DESCRIPTION OF THE TASK —
Search the records that follow and extract every line containing the string "deren".

Saved entries —
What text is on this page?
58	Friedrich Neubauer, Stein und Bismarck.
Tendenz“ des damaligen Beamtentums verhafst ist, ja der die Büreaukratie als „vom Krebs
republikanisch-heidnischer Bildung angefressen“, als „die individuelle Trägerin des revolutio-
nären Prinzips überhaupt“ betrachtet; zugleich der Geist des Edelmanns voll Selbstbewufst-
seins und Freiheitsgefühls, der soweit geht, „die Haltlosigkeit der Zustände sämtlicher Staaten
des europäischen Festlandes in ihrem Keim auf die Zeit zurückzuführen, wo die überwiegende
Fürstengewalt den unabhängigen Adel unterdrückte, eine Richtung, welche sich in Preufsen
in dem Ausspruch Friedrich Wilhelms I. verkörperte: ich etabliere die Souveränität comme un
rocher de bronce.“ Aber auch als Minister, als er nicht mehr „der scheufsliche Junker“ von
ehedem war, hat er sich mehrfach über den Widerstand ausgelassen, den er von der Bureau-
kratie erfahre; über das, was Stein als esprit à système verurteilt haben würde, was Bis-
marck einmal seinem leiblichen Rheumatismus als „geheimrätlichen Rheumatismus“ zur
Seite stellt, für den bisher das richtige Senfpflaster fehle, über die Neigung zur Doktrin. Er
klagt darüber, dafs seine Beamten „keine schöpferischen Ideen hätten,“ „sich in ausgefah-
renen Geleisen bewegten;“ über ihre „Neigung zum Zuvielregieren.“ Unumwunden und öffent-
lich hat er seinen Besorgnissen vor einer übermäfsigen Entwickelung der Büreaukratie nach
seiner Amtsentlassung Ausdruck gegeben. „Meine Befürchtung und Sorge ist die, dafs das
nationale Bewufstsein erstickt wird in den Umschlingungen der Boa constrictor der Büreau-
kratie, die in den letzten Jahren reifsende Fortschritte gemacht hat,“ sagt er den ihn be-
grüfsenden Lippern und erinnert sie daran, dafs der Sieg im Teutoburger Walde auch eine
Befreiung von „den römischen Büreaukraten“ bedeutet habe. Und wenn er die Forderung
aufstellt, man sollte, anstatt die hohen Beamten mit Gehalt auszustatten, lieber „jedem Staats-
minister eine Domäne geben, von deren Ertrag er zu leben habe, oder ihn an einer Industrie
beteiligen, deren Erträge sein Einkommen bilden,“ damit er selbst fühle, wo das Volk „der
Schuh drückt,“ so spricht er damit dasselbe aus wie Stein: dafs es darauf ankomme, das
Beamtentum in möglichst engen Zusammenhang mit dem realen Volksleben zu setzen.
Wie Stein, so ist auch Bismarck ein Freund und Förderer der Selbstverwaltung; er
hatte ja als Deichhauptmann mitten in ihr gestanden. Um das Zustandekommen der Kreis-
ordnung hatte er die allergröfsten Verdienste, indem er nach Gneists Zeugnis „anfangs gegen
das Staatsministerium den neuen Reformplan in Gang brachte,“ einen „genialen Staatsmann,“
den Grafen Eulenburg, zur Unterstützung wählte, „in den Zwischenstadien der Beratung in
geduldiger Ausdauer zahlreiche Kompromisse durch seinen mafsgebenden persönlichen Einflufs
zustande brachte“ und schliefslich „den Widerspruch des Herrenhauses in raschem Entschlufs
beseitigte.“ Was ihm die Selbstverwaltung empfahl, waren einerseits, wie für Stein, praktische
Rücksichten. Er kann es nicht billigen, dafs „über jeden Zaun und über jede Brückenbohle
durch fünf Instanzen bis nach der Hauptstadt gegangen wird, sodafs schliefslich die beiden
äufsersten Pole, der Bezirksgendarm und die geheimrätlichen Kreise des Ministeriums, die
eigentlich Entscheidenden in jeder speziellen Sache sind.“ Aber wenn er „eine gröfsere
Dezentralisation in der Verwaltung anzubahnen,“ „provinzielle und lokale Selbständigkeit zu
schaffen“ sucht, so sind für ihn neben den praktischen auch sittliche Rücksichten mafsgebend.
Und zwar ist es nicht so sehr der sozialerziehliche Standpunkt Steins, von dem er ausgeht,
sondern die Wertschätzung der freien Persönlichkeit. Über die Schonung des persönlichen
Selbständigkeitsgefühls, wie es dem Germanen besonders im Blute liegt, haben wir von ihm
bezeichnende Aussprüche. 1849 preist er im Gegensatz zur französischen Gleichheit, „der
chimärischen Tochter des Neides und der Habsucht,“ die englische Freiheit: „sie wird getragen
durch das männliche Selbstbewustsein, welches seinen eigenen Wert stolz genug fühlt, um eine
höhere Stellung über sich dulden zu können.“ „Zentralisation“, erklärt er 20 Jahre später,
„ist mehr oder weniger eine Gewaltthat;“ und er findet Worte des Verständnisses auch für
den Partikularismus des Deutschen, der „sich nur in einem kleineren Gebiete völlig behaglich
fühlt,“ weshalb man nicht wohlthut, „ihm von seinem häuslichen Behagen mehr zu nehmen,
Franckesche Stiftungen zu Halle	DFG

EXERCISE ANSWER —
minister eine Domäne geben, von deren Ertrag er zu leben habe, oder ihn an einer Industrie
beteiligen, deren Erträge sein Einkommen bilden,“ damit er selbst fühle, wo das Volk „der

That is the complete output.